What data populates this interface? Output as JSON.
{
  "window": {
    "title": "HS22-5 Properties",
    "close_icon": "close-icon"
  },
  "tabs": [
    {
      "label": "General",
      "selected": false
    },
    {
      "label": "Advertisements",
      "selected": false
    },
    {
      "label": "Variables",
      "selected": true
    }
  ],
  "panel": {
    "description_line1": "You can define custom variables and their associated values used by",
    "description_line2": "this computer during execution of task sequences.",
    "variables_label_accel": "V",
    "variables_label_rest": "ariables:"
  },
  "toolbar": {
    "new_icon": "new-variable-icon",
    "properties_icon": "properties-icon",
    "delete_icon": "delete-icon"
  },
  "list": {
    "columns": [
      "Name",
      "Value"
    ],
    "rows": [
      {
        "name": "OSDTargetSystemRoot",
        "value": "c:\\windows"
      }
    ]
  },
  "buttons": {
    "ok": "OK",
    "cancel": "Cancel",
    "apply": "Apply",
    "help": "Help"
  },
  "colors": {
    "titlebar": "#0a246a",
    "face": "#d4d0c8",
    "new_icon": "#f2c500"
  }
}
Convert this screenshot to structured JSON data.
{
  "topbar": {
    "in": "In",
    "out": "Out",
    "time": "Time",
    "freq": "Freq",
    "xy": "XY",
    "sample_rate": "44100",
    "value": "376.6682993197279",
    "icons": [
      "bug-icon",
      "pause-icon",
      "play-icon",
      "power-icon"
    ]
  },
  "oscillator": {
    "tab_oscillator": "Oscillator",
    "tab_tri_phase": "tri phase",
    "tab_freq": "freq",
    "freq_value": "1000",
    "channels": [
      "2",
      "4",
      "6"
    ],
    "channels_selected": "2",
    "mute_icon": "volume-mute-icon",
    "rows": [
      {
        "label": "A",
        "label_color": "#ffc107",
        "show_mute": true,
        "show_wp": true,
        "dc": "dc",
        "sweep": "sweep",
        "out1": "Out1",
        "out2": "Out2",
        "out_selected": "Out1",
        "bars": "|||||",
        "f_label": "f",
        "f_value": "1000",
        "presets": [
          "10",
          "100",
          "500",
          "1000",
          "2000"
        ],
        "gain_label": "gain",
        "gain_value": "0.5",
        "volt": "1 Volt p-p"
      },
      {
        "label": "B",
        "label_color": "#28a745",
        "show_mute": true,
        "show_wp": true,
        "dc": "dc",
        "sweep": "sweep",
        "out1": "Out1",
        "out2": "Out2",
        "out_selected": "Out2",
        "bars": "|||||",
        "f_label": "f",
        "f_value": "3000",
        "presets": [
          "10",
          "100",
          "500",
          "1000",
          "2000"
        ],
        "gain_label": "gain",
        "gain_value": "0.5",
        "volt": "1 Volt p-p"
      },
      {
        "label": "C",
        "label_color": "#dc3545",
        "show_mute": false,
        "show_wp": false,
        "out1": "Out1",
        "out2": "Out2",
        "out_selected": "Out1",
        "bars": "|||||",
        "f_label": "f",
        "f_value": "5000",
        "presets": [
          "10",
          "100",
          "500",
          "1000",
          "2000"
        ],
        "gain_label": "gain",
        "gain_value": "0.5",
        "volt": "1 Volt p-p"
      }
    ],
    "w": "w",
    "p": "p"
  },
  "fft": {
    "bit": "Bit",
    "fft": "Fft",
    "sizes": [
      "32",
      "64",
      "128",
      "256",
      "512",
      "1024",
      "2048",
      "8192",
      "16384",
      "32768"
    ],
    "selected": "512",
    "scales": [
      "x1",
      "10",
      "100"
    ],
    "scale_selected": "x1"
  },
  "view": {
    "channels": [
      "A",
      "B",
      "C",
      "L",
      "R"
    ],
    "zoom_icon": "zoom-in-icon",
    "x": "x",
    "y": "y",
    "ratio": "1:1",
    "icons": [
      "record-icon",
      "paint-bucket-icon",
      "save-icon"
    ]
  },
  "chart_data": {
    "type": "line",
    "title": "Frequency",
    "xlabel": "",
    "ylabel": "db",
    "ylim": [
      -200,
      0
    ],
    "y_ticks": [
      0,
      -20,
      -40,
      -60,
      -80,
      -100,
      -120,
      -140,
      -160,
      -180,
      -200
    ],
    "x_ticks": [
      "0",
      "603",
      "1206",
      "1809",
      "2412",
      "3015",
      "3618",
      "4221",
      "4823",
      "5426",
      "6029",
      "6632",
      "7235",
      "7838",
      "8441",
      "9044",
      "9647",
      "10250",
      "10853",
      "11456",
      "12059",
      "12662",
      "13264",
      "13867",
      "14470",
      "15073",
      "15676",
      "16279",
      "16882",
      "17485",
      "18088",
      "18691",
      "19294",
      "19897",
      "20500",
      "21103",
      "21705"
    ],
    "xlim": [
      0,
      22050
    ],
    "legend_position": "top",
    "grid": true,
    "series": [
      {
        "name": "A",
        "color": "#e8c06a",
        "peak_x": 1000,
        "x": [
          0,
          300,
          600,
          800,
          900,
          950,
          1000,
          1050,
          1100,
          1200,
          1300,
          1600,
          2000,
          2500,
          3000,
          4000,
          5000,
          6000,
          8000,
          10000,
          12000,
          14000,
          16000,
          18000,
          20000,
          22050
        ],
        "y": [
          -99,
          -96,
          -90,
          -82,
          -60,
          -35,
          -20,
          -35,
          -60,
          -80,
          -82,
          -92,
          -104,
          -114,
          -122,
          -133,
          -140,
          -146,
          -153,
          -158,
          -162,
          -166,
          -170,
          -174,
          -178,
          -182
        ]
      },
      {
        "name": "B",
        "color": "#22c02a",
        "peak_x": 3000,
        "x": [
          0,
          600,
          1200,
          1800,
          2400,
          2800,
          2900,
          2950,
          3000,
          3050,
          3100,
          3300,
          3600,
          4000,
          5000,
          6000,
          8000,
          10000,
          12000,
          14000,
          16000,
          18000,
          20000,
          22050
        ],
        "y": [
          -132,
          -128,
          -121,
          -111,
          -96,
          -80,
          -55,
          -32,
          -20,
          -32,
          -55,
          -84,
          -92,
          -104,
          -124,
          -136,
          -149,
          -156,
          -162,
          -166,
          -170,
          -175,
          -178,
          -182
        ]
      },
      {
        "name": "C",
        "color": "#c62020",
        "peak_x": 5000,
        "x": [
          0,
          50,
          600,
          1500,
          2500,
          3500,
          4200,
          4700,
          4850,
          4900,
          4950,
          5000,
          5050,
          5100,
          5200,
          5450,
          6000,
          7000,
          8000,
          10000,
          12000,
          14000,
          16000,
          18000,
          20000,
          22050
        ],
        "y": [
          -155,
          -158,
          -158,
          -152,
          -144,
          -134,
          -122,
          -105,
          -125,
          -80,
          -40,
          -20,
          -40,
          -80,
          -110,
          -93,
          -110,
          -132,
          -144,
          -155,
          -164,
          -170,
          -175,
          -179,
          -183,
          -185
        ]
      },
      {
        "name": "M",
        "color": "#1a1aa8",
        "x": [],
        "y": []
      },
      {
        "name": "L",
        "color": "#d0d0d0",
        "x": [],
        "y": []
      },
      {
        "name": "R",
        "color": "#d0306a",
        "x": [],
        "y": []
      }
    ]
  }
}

-------------------------

EXERCISE REQUIREMENTS: Above is a listing; report how many of its lines include the word "false", giving the number only.

WRITTEN SOLUTION: 4